• _MATERIALS PROVIDED_:
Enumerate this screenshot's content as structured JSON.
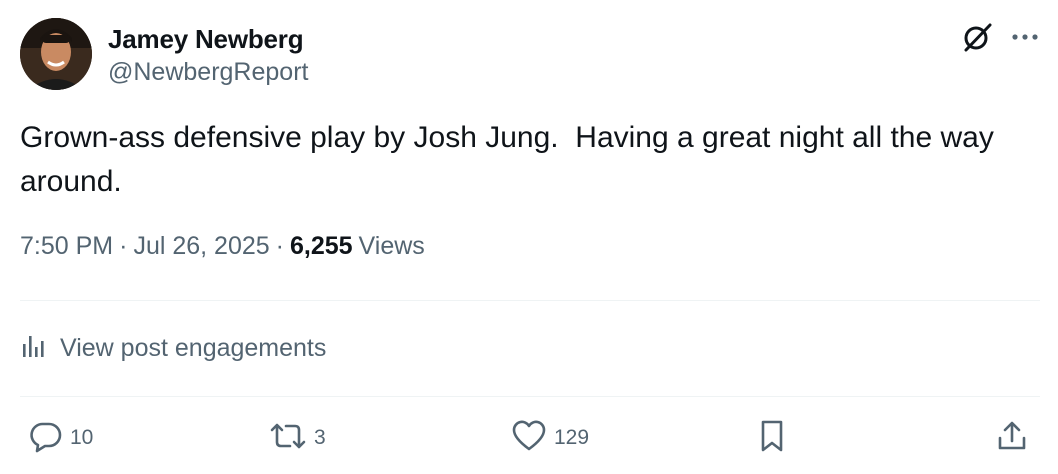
{
  "author": {
    "name": "Jamey Newberg",
    "handle": "@NewbergReport"
  },
  "post": {
    "text": "Grown-ass defensive play by Josh Jung.  Having a great night all the way\naround."
  },
  "meta": {
    "time": "7:50 PM",
    "separator": "·",
    "date": "Jul 26, 2025",
    "views_count": "6,255",
    "views_label": "Views"
  },
  "engagements": {
    "label": "View post engagements",
    "icon": "analytics-bars-icon"
  },
  "actions": {
    "reply": {
      "icon": "reply-bubble-icon",
      "count": "10"
    },
    "repost": {
      "icon": "repost-arrows-icon",
      "count": "3"
    },
    "like": {
      "icon": "heart-icon",
      "count": "129"
    },
    "bookmark": {
      "icon": "bookmark-icon"
    },
    "share": {
      "icon": "share-upload-icon"
    }
  },
  "colors": {
    "primary_text": "#0f1419",
    "secondary_text": "#536471",
    "divider": "#eff3f4"
  }
}
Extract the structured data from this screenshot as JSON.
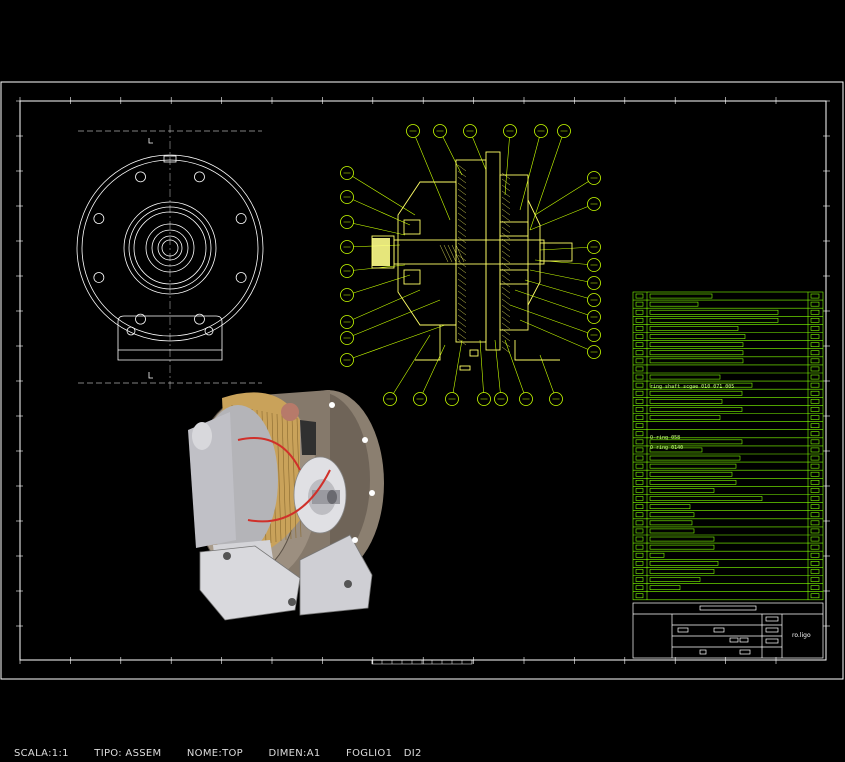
{
  "status_bar": {
    "scala": "SCALA:1:1",
    "tipo": "TIPO: ASSEM",
    "nome": "NOME:TOP",
    "dimen": "DIMEN:A1",
    "foglio": "FOGLIO1",
    "di": "DI2"
  },
  "parts_list": {
    "row_labels": [
      "ring shaft scgae 010 071 005",
      "O-ring 058",
      "O ring 0140"
    ]
  },
  "title_block": {
    "logo_text": "ro.ligo"
  },
  "colors": {
    "frame": "#ffffff",
    "balloon": "#c8ff00",
    "table": "#7fff00",
    "section": "#ffff66"
  }
}
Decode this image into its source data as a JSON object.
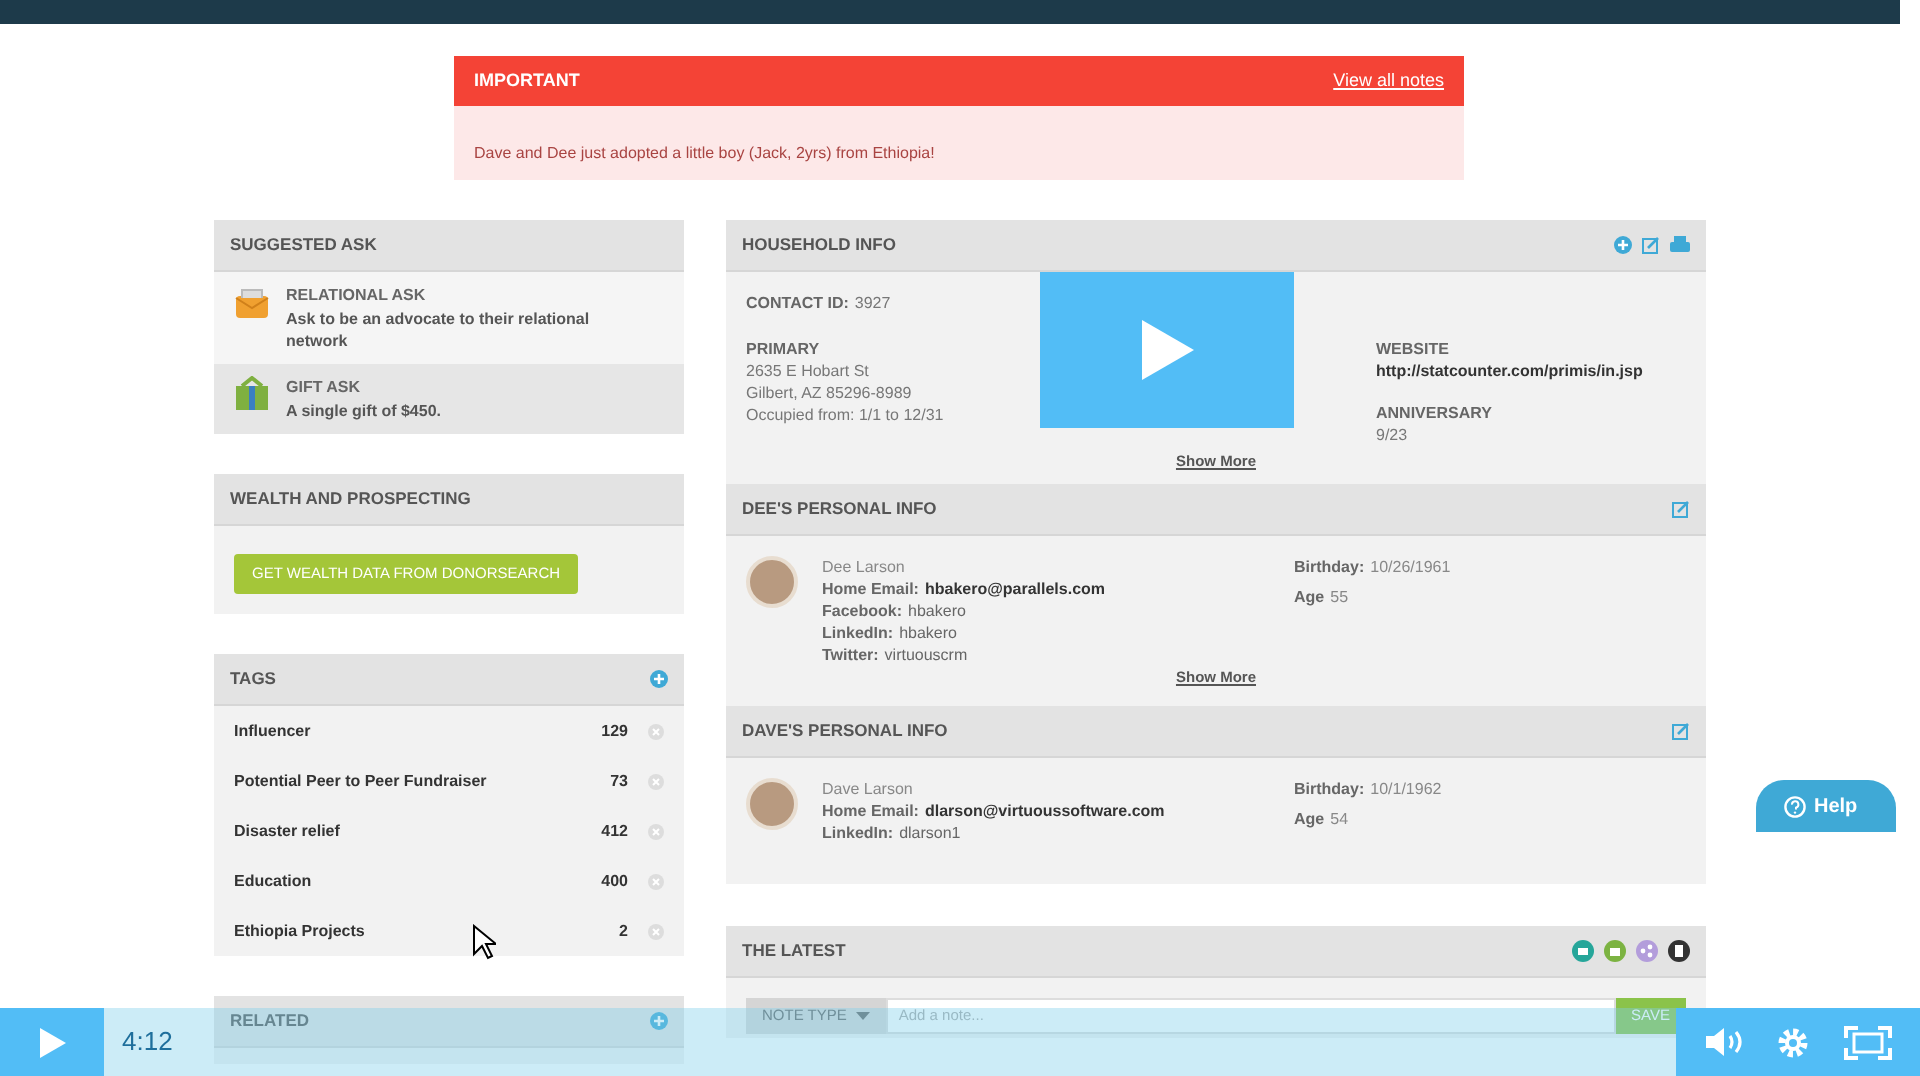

• _PROBLEM STATEMENT_:
Copy the entries exactly. Leave out the images.

• _RESPONSE_:
Enumerate this screenshot's content as structured JSON.
{
  "author": {
    "name": "Jamey Newberg",
    "handle": "@NewbergReport"
  },
  "post": {
    "text": "Grown-ass defensive play by Josh Jung.  Having a great night all the way\naround."
  },
  "meta": {
    "time": "7:50 PM",
    "separator": "·",
    "date": "Jul 26, 2025",
    "views_count": "6,255",
    "views_label": "Views"
  },
  "engagements": {
    "label": "View post engagements",
    "icon": "analytics-bars-icon"
  },
  "actions": {
    "reply": {
      "icon": "reply-bubble-icon",
      "count": "10"
    },
    "repost": {
      "icon": "repost-arrows-icon",
      "count": "3"
    },
    "like": {
      "icon": "heart-icon",
      "count": "129"
    },
    "bookmark": {
      "icon": "bookmark-icon"
    },
    "share": {
      "icon": "share-upload-icon"
    }
  },
  "colors": {
    "primary_text": "#0f1419",
    "secondary_text": "#536471",
    "divider": "#eff3f4"
  }
}
Extract the structured data from this screenshot as JSON.
{
  "status_bar": {
    "scala": "SCALA:1:1",
    "tipo": "TIPO: ASSEM",
    "nome": "NOME:TOP",
    "dimen": "DIMEN:A1",
    "foglio": "FOGLIO1",
    "di": "DI2"
  },
  "parts_list": {
    "row_labels": [
      "ring shaft scgae 010 071 005",
      "O-ring 058",
      "O ring 0140"
    ]
  },
  "title_block": {
    "logo_text": "ro.ligo"
  },
  "colors": {
    "frame": "#ffffff",
    "balloon": "#c8ff00",
    "table": "#7fff00",
    "section": "#ffff66"
  }
}
Decode this image into its source data as a JSON object.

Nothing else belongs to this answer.